PROBLEM TO SOLVE:
Scan the data below for the string "Majoração". Show every line where it turns up.

SUPPLIED DATA:
*****
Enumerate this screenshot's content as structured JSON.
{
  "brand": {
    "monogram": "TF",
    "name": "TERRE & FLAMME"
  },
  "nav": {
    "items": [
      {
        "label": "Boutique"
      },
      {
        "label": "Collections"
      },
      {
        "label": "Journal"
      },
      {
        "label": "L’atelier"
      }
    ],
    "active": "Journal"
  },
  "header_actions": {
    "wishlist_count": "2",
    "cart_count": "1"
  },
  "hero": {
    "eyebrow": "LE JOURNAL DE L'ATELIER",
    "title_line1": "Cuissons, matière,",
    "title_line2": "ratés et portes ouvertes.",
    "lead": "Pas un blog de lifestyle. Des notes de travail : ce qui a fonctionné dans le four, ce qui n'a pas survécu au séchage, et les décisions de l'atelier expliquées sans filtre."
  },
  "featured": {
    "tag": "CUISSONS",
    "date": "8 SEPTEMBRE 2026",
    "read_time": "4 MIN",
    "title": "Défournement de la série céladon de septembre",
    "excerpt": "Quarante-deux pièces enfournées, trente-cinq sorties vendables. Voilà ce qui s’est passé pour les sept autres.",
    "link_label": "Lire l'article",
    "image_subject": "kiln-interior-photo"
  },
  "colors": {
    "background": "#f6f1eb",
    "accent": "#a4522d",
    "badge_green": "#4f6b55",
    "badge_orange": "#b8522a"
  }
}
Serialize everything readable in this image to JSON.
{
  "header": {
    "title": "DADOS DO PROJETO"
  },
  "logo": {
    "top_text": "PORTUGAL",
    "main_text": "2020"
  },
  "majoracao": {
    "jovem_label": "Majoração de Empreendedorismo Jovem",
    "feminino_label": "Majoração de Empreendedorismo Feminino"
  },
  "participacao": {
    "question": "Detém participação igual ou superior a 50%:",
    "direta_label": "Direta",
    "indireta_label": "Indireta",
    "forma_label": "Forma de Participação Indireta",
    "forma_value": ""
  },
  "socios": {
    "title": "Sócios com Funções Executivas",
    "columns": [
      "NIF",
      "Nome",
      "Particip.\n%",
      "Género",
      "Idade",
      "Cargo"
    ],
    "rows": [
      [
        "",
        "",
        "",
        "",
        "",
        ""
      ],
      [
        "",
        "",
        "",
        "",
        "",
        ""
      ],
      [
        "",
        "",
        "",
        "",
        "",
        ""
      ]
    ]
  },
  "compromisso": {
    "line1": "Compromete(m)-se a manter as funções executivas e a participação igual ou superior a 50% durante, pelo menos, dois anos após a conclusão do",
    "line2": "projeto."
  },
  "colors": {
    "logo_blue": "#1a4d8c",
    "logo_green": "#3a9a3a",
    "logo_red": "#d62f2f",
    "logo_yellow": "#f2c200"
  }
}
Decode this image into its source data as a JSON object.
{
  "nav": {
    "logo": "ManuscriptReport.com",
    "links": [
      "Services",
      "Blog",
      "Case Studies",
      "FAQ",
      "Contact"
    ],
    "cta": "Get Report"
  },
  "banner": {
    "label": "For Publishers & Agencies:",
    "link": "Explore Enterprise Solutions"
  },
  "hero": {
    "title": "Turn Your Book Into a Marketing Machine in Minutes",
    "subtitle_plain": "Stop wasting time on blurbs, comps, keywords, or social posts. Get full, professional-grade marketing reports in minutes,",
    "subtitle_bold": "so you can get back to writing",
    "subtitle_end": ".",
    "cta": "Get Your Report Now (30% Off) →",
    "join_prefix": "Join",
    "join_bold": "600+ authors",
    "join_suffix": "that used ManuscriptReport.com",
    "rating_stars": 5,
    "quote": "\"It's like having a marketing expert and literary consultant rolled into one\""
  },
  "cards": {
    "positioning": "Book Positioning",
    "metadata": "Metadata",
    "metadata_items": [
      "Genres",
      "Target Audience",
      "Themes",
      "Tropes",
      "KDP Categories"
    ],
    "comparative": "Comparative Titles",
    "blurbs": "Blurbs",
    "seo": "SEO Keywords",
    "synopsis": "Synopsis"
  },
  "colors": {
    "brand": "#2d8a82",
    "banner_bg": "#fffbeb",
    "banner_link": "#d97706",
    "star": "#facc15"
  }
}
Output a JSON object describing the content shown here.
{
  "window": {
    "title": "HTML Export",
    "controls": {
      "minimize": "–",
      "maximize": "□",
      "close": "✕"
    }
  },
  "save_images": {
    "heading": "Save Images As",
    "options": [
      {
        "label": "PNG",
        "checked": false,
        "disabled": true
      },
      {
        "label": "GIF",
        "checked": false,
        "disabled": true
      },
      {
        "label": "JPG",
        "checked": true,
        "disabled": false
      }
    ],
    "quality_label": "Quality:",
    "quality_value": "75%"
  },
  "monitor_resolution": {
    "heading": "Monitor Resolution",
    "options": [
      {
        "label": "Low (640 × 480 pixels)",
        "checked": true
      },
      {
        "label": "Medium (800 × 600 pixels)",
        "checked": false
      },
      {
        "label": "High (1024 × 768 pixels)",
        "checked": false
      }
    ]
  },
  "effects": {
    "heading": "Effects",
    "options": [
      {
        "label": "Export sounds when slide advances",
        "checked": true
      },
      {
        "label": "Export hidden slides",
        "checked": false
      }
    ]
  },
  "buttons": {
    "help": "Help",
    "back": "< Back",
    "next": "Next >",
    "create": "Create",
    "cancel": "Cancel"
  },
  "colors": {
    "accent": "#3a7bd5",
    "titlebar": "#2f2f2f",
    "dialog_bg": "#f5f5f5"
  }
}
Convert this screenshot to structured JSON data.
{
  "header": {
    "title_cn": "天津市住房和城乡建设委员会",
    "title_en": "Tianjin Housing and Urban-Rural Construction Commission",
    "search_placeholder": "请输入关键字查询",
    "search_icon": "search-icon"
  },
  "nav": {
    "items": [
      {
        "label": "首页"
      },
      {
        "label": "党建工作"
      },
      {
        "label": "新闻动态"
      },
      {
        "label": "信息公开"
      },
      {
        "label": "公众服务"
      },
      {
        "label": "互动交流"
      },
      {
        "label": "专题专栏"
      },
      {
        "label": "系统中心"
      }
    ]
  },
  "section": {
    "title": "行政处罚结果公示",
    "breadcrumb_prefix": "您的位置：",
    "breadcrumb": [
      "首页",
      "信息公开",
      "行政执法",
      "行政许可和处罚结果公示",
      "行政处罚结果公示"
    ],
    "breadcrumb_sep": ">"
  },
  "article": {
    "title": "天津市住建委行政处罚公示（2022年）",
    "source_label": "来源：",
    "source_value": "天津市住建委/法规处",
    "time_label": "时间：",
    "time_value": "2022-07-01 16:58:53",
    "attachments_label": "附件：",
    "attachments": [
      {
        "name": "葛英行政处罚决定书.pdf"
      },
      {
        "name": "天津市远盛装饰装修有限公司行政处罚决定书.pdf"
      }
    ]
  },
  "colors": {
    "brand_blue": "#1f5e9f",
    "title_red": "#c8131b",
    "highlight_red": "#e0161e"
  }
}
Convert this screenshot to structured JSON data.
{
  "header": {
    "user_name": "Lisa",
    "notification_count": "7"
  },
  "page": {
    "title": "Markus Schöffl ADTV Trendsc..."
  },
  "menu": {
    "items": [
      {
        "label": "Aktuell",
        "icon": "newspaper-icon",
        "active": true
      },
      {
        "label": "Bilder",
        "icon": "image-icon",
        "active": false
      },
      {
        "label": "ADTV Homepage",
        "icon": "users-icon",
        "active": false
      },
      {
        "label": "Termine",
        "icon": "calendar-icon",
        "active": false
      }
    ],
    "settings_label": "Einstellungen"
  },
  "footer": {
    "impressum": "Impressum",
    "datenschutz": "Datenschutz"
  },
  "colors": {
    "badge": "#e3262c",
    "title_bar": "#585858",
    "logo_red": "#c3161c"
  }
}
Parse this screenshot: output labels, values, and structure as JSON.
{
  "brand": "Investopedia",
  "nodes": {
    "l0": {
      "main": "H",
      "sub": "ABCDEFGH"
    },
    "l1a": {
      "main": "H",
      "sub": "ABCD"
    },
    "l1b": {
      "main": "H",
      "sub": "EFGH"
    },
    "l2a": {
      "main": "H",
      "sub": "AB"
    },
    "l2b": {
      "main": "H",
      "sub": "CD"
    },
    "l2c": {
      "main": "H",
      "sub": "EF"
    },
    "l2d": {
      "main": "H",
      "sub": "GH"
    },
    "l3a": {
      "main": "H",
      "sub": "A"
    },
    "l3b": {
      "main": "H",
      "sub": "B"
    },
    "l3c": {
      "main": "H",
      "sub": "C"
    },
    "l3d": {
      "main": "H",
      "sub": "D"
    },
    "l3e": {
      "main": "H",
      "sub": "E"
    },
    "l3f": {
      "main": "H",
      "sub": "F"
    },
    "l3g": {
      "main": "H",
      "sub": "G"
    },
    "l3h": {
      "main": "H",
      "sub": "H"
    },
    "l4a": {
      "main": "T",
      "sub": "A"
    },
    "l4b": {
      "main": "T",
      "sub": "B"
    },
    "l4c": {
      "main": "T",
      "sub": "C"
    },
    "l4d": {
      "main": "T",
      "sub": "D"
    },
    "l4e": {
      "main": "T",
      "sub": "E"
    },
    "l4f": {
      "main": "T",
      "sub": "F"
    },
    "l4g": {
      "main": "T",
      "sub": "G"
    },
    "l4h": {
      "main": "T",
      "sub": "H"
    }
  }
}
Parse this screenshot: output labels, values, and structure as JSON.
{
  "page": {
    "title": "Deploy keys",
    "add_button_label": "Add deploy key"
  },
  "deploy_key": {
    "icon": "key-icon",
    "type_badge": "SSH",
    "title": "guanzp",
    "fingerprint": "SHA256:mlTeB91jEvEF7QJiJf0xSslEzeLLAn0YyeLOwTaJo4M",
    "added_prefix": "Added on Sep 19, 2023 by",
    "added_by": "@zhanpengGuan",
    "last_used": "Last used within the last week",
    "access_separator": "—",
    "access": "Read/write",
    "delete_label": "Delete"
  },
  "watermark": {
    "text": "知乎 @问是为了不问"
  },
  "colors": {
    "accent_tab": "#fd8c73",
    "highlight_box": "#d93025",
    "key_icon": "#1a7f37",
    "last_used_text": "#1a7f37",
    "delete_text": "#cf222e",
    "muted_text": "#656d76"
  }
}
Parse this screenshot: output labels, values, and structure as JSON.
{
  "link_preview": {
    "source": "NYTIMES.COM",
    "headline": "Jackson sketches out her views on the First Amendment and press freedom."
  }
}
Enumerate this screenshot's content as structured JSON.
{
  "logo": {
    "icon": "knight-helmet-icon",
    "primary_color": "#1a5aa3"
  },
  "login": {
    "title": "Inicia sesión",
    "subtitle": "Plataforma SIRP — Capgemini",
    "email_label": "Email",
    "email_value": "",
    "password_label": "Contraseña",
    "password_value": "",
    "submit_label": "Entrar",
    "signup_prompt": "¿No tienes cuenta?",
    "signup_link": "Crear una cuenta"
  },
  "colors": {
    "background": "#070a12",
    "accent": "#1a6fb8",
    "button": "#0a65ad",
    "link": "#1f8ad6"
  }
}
*****
SOLVED EXERCISE:
    "jovem_label": "Majoração de Empreendedorismo Jovem",
    "feminino_label": "Majoração de Empreendedorismo Feminino"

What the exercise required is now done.